— Start EXTRACTED MATERIAL —

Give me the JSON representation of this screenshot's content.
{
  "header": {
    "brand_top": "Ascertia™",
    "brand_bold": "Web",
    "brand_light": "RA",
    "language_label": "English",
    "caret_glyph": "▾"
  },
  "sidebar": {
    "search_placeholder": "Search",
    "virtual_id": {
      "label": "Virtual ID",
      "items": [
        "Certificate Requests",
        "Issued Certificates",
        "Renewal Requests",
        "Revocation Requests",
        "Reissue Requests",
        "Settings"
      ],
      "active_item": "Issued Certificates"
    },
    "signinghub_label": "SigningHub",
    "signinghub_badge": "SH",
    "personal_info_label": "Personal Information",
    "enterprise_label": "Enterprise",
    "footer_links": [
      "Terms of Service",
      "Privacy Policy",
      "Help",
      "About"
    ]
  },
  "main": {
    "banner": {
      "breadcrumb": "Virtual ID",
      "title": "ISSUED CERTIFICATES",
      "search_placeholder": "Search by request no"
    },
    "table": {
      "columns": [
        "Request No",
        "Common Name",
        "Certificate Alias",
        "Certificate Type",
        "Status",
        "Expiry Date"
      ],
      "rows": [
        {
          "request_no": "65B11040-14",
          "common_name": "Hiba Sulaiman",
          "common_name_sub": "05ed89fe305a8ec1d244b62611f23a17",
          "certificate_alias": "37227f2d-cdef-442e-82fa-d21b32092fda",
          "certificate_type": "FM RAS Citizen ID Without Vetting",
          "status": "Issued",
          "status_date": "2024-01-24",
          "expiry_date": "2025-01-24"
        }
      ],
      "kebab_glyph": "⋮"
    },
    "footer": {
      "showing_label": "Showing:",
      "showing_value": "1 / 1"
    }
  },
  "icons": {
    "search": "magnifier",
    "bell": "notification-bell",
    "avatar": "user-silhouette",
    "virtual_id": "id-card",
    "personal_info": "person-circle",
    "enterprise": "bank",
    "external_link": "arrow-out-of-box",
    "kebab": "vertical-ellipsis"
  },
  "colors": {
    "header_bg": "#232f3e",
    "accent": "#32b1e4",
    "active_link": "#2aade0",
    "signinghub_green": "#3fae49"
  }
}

— End EXTRACTED MATERIAL —

TASK REQUIREMENTS: The records above should all be quoted exactly, please.

THE SOLUTION:
Give me the JSON representation of this screenshot's content.
{
  "header": {
    "brand_top": "Ascertia™",
    "brand_bold": "Web",
    "brand_light": "RA",
    "language_label": "English",
    "caret_glyph": "▾"
  },
  "sidebar": {
    "search_placeholder": "Search",
    "virtual_id": {
      "label": "Virtual ID",
      "items": [
        "Certificate Requests",
        "Issued Certificates",
        "Renewal Requests",
        "Revocation Requests",
        "Reissue Requests",
        "Settings"
      ],
      "active_item": "Issued Certificates"
    },
    "signinghub_label": "SigningHub",
    "signinghub_badge": "SH",
    "personal_info_label": "Personal Information",
    "enterprise_label": "Enterprise",
    "footer_links": [
      "Terms of Service",
      "Privacy Policy",
      "Help",
      "About"
    ]
  },
  "main": {
    "banner": {
      "breadcrumb": "Virtual ID",
      "title": "ISSUED CERTIFICATES",
      "search_placeholder": "Search by request no"
    },
    "table": {
      "columns": [
        "Request No",
        "Common Name",
        "Certificate Alias",
        "Certificate Type",
        "Status",
        "Expiry Date"
      ],
      "rows": [
        {
          "request_no": "65B11040-14",
          "common_name": "Hiba Sulaiman",
          "common_name_sub": "05ed89fe305a8ec1d244b62611f23a17",
          "certificate_alias": "37227f2d-cdef-442e-82fa-d21b32092fda",
          "certificate_type": "FM RAS Citizen ID Without Vetting",
          "status": "Issued",
          "status_date": "2024-01-24",
          "expiry_date": "2025-01-24"
        }
      ],
      "kebab_glyph": "⋮"
    },
    "footer": {
      "showing_label": "Showing:",
      "showing_value": "1 / 1"
    }
  },
  "icons": {
    "search": "magnifier",
    "bell": "notification-bell",
    "avatar": "user-silhouette",
    "virtual_id": "id-card",
    "personal_info": "person-circle",
    "enterprise": "bank",
    "external_link": "arrow-out-of-box",
    "kebab": "vertical-ellipsis"
  },
  "colors": {
    "header_bg": "#232f3e",
    "accent": "#32b1e4",
    "active_link": "#2aade0",
    "signinghub_green": "#3fae49"
  }
}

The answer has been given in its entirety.